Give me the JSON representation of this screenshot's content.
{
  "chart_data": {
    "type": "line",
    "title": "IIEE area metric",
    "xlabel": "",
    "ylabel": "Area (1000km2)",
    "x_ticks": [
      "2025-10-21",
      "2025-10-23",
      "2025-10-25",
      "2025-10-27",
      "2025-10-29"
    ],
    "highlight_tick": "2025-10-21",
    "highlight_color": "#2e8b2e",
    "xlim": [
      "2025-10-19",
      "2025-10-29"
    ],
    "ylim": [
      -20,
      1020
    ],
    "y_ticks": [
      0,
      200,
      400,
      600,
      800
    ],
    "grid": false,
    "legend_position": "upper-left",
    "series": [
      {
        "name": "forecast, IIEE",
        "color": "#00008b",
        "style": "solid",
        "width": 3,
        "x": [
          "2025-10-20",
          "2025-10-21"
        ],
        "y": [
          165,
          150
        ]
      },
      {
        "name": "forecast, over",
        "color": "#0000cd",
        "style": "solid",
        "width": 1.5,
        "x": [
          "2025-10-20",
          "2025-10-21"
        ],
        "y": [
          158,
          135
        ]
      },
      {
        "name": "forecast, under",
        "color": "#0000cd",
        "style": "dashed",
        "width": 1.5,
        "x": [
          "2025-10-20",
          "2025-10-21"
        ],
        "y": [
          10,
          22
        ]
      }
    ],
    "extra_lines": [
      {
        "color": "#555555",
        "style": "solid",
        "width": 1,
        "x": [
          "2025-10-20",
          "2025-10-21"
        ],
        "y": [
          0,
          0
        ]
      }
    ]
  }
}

####

*THE TASK:* Reproduce the data in its entirety, matching each character.

*EXERCISE RESULT:*
Give me the JSON representation of this screenshot's content.
{
  "chart_data": {
    "type": "line",
    "title": "IIEE area metric",
    "xlabel": "",
    "ylabel": "Area (1000km2)",
    "x_ticks": [
      "2025-10-21",
      "2025-10-23",
      "2025-10-25",
      "2025-10-27",
      "2025-10-29"
    ],
    "highlight_tick": "2025-10-21",
    "highlight_color": "#2e8b2e",
    "xlim": [
      "2025-10-19",
      "2025-10-29"
    ],
    "ylim": [
      -20,
      1020
    ],
    "y_ticks": [
      0,
      200,
      400,
      600,
      800
    ],
    "grid": false,
    "legend_position": "upper-left",
    "series": [
      {
        "name": "forecast, IIEE",
        "color": "#00008b",
        "style": "solid",
        "width": 3,
        "x": [
          "2025-10-20",
          "2025-10-21"
        ],
        "y": [
          165,
          150
        ]
      },
      {
        "name": "forecast, over",
        "color": "#0000cd",
        "style": "solid",
        "width": 1.5,
        "x": [
          "2025-10-20",
          "2025-10-21"
        ],
        "y": [
          158,
          135
        ]
      },
      {
        "name": "forecast, under",
        "color": "#0000cd",
        "style": "dashed",
        "width": 1.5,
        "x": [
          "2025-10-20",
          "2025-10-21"
        ],
        "y": [
          10,
          22
        ]
      }
    ],
    "extra_lines": [
      {
        "color": "#555555",
        "style": "solid",
        "width": 1,
        "x": [
          "2025-10-20",
          "2025-10-21"
        ],
        "y": [
          0,
          0
        ]
      }
    ]
  }
}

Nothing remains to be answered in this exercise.